**PROMPT**
Check each line for the string "Succus" and give only the count of lines that have it.

**STORED DATA**

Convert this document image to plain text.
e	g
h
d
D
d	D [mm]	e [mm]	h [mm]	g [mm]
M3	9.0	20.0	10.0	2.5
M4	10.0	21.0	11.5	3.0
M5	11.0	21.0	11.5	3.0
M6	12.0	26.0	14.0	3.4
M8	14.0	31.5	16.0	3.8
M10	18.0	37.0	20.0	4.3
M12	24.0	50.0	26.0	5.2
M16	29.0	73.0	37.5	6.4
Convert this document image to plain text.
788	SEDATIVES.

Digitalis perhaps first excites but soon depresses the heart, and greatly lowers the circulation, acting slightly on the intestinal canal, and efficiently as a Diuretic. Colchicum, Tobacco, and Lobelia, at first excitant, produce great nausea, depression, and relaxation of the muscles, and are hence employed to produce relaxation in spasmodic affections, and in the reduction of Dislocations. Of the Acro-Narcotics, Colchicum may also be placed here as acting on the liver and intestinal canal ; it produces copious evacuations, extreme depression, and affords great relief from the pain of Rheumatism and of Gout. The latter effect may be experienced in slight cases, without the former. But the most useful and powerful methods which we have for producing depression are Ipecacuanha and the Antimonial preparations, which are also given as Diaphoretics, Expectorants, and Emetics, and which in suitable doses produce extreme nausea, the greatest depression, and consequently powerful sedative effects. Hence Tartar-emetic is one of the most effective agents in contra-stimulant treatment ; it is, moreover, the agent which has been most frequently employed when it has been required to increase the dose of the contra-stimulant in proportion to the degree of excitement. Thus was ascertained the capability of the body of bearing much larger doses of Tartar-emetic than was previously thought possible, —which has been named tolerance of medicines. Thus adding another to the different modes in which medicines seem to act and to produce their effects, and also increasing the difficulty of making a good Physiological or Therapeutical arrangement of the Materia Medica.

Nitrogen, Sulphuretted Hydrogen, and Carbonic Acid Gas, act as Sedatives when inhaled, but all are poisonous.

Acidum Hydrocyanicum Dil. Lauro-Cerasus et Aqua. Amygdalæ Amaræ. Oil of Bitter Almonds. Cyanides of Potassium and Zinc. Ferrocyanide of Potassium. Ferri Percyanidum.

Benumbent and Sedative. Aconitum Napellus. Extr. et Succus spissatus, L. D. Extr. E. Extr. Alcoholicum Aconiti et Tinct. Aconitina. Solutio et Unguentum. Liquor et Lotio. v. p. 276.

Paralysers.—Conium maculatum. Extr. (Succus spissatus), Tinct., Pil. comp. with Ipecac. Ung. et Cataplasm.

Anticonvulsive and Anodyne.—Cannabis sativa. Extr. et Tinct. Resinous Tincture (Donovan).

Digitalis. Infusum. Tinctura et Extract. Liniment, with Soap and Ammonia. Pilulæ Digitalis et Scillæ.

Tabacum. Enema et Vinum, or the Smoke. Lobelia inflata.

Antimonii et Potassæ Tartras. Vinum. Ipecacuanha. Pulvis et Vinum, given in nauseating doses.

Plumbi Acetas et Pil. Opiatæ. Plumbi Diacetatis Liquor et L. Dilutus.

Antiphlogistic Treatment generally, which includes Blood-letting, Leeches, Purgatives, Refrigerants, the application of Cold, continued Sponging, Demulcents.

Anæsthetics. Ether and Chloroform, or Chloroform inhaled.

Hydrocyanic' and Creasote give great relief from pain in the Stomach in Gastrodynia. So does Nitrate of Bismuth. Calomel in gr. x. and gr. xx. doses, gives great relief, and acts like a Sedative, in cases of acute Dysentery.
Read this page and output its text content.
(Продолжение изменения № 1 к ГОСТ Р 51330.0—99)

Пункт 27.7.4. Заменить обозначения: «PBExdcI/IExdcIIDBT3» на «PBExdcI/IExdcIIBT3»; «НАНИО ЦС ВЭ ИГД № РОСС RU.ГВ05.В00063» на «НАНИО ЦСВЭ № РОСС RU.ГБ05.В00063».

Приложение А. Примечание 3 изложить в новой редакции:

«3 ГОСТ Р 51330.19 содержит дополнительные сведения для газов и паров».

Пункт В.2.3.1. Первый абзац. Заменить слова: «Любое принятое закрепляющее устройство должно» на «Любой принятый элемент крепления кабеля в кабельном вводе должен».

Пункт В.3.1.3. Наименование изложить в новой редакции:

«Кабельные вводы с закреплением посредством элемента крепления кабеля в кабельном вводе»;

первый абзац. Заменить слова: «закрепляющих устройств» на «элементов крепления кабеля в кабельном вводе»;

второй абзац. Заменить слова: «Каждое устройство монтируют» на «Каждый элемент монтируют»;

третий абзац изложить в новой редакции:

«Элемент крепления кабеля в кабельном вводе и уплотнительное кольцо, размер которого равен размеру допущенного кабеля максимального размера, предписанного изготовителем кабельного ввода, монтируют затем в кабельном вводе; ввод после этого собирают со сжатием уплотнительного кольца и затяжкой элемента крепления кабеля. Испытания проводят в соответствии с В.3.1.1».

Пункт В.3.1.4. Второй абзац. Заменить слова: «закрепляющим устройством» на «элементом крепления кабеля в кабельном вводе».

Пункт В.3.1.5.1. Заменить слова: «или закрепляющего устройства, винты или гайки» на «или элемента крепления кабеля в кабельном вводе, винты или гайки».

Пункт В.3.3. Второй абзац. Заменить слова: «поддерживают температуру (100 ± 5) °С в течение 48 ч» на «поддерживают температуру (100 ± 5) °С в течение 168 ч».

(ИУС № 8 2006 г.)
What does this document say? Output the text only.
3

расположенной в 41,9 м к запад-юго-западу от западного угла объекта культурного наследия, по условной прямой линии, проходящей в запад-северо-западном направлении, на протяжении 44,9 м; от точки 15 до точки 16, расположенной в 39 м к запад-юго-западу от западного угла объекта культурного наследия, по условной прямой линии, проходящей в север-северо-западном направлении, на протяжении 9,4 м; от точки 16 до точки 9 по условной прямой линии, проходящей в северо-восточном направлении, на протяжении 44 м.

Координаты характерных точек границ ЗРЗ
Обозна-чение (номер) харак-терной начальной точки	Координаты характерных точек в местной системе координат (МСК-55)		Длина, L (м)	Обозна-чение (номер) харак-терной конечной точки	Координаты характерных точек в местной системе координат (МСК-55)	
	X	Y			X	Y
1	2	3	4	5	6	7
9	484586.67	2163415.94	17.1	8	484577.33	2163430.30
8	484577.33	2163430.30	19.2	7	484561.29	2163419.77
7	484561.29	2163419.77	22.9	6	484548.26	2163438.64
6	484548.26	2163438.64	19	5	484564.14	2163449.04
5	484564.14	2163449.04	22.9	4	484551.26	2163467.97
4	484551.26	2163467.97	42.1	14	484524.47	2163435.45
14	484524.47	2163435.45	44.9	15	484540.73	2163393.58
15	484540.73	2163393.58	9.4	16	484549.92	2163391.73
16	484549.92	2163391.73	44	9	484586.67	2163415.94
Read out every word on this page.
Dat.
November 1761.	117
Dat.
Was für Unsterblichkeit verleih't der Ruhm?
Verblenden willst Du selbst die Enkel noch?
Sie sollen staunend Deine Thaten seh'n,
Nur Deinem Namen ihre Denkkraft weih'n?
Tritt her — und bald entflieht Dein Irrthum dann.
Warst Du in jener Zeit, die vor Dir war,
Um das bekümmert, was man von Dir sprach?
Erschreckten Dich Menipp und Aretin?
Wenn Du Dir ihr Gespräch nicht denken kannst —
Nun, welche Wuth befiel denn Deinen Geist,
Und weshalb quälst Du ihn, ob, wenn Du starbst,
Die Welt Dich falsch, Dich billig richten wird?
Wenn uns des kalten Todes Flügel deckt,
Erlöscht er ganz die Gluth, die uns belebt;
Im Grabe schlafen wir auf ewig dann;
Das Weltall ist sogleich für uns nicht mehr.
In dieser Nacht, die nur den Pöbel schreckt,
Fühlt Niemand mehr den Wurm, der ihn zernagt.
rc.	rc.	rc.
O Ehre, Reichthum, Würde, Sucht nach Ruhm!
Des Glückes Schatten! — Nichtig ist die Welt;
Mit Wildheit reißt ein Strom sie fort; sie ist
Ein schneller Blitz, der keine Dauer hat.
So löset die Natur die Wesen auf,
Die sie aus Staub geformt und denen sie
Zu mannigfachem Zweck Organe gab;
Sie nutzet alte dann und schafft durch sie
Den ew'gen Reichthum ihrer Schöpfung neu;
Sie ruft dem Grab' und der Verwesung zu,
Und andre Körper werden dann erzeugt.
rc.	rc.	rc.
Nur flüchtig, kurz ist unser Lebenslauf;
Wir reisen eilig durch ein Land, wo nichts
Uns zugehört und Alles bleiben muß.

**RESPONSE TO THE TASK**
2